=== STATED PROBLEM ===
Search the data below for the word "xlabel" and copy each line that holds it.

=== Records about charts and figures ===
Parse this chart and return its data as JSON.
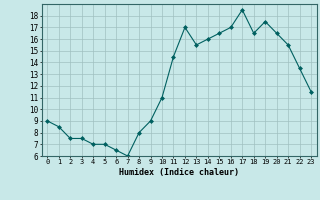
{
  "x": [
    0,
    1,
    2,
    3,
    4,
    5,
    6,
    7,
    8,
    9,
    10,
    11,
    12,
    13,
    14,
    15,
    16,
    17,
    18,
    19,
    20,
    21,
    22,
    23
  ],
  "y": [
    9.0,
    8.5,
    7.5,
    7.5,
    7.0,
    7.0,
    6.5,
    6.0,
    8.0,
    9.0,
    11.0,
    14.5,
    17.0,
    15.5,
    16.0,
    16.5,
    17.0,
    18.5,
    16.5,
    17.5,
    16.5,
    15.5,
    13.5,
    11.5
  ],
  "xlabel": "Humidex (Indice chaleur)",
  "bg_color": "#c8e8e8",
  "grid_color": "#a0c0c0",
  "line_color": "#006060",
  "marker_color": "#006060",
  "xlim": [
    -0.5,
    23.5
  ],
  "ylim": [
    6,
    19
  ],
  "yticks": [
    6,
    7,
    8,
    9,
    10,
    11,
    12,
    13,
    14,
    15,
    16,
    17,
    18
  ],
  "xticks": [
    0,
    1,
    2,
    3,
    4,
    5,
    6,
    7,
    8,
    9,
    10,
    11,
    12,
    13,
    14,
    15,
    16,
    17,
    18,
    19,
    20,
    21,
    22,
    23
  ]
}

---

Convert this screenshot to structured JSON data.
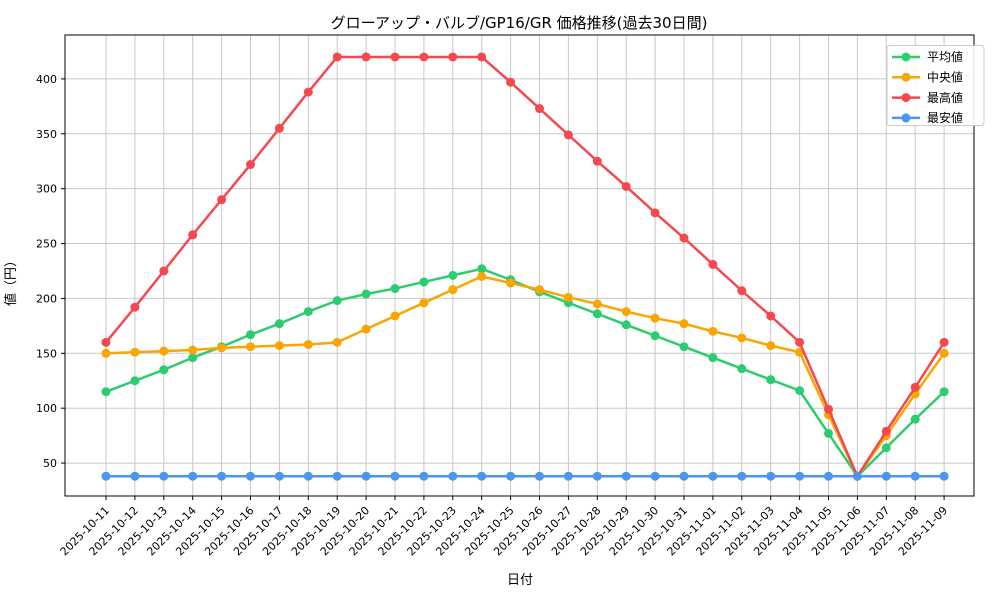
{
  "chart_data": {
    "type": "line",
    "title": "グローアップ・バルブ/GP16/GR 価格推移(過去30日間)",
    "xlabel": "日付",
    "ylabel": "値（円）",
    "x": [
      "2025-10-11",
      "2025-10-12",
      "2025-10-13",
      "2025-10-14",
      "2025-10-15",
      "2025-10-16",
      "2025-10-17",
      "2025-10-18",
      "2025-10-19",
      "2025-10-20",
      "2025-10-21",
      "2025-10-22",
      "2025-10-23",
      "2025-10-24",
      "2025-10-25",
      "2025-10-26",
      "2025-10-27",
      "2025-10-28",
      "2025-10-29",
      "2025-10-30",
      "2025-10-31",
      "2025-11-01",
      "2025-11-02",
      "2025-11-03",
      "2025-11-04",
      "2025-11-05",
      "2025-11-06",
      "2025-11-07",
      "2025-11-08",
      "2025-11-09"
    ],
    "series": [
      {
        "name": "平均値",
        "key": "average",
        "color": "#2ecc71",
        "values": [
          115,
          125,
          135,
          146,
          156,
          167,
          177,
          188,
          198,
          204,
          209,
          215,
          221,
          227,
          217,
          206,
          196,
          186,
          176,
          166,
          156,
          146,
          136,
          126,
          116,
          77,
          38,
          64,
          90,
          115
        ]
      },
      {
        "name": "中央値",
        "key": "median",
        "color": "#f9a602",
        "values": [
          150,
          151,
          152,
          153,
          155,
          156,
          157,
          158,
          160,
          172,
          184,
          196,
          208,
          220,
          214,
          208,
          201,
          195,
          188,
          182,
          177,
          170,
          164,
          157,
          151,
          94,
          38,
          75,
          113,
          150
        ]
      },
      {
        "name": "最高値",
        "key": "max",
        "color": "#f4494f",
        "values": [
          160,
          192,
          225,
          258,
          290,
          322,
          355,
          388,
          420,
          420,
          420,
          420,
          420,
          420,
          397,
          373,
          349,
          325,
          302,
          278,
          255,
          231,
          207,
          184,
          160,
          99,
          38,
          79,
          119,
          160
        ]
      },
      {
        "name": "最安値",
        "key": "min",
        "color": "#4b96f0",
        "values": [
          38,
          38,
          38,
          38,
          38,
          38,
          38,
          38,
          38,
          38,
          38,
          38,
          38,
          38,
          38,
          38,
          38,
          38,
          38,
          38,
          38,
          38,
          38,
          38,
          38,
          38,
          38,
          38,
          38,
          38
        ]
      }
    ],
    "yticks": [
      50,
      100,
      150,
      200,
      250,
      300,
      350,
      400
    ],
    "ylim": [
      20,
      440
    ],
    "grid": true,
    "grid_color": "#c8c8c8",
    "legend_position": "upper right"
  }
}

==

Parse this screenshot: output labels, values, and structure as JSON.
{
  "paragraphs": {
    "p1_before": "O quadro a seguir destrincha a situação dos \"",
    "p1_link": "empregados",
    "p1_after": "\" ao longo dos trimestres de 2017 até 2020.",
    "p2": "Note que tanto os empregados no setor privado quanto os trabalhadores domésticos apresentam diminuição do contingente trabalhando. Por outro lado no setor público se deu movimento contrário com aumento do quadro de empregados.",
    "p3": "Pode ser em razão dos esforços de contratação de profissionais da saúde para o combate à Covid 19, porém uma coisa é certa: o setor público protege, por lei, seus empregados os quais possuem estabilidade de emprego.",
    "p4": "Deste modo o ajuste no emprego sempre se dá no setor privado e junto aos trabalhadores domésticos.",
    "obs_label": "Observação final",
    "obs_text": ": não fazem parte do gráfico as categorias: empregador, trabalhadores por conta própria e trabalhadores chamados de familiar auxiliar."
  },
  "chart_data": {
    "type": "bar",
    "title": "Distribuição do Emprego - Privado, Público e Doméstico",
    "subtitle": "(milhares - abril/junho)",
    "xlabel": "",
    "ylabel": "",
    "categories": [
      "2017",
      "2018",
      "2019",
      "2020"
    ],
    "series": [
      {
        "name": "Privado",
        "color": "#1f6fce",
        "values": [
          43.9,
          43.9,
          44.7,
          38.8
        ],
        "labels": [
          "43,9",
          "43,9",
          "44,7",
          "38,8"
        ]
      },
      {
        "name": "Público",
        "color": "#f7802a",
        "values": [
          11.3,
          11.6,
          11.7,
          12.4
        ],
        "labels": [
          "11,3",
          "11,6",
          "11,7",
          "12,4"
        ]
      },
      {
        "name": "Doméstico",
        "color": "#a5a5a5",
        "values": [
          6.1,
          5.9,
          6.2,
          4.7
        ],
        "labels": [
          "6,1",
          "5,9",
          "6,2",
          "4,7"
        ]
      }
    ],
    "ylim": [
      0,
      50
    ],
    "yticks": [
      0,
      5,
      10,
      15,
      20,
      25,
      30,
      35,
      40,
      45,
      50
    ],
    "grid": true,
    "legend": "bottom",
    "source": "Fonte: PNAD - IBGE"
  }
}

=== REPLY TO THE EXERCISE ===
  "xlabel": "Humidex (Indice chaleur)",
    "xlabel": "日付",
    "xlabel": "",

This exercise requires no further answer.